Dataset records ::
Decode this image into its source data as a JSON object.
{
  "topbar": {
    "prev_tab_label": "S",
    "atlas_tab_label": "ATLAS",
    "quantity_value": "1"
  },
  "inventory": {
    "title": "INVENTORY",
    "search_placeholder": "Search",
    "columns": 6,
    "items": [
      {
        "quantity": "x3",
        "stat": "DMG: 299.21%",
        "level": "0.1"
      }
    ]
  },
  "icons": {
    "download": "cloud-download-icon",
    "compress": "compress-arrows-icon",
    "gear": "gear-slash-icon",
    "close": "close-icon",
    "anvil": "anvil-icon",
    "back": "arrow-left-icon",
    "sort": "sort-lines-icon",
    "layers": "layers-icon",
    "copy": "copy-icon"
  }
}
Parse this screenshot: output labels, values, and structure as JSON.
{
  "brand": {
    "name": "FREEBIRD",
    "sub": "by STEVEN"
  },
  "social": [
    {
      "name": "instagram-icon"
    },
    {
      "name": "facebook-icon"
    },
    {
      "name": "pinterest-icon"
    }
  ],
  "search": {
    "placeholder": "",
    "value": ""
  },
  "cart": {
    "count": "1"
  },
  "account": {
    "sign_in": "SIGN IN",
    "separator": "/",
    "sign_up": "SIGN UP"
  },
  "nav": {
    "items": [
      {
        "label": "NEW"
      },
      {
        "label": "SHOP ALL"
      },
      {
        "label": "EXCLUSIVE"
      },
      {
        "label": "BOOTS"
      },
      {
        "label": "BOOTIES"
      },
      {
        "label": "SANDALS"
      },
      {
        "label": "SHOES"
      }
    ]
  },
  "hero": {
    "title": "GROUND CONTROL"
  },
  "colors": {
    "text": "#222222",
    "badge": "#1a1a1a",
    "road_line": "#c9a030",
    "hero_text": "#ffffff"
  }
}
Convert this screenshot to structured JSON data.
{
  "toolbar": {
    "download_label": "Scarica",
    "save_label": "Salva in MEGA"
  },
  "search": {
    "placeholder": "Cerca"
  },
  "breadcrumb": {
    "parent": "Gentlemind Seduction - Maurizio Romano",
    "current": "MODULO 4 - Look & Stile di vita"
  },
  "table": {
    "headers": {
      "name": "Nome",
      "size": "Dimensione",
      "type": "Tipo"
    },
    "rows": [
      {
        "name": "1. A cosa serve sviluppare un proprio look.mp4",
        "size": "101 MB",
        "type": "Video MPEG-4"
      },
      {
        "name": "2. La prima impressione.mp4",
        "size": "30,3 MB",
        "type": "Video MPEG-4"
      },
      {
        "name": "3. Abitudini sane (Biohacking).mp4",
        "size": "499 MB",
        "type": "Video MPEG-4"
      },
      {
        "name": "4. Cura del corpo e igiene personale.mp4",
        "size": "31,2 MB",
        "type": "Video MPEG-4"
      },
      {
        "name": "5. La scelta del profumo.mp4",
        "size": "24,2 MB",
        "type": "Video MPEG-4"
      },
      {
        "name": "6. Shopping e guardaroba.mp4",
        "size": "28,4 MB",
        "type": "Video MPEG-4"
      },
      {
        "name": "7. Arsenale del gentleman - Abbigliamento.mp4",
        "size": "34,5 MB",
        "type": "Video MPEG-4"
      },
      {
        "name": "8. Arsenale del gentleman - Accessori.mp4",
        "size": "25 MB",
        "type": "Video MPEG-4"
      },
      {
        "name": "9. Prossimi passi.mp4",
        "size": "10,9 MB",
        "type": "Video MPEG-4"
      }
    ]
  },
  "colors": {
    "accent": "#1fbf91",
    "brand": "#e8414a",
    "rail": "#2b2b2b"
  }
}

Written problem ::
Check every line of the data above for the string "title", and copy those that have it.

Answer to this task ::
    "title": "INVENTORY",
    "title": "GROUND CONTROL"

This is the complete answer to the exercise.